Source records
────
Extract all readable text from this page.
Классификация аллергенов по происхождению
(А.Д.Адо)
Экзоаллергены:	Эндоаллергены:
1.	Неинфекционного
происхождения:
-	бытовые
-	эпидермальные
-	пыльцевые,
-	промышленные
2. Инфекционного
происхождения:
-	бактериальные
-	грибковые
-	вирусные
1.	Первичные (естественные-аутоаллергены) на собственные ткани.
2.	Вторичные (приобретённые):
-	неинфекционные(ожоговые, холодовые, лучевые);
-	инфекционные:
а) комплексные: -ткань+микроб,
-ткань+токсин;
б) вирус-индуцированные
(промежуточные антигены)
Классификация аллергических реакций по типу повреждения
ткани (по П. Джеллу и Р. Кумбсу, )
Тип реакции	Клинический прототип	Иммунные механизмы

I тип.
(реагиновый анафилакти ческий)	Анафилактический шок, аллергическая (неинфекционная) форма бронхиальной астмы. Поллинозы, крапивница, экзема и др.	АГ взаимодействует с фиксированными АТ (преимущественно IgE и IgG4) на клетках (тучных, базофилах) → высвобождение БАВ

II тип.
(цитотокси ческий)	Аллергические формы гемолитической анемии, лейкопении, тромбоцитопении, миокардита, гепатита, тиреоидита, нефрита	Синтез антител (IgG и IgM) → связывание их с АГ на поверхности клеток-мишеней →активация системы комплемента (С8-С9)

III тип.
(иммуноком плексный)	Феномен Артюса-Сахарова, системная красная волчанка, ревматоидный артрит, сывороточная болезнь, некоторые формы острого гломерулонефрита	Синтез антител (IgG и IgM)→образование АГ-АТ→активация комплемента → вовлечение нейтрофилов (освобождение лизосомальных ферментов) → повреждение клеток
────
■ What to work on: Copy all data exactly, start to finish.

■ Finished answer:
Extract all readable text from this page.
Классификация аллергенов по происхождению
(А.Д.Адо)
Экзоаллергены:	Эндоаллергены:
1.	Неинфекционного
происхождения:
-	бытовые
-	эпидермальные
-	пыльцевые,
-	промышленные
2. Инфекционного
происхождения:
-	бактериальные
-	грибковые
-	вирусные
1.	Первичные (естественные-аутоаллергены) на собственные ткани.
2.	Вторичные (приобретённые):
-	неинфекционные(ожоговые, холодовые, лучевые);
-	инфекционные:
а) комплексные: -ткань+микроб,
-ткань+токсин;
б) вирус-индуцированные
(промежуточные антигены)
Классификация аллергических реакций по типу повреждения
ткани (по П. Джеллу и Р. Кумбсу, )
Тип реакции	Клинический прототип	Иммунные механизмы

I тип.
(реагиновый анафилакти ческий)	Анафилактический шок, аллергическая (неинфекционная) форма бронхиальной астмы. Поллинозы, крапивница, экзема и др.	АГ взаимодействует с фиксированными АТ (преимущественно IgE и IgG4) на клетках (тучных, базофилах) → высвобождение БАВ

II тип.
(цитотокси ческий)	Аллергические формы гемолитической анемии, лейкопении, тромбоцитопении, миокардита, гепатита, тиреоидита, нефрита	Синтез антител (IgG и IgM) → связывание их с АГ на поверхности клеток-мишеней →активация системы комплемента (С8-С9)

III тип.
(иммуноком плексный)	Феномен Артюса-Сахарова, системная красная волчанка, ревматоидный артрит, сывороточная болезнь, некоторые формы острого гломерулонефрита	Синтез антител (IgG и IgM)→образование АГ-АТ→активация комплемента → вовлечение нейтрофилов (освобождение лизосомальных ферментов) → повреждение клеток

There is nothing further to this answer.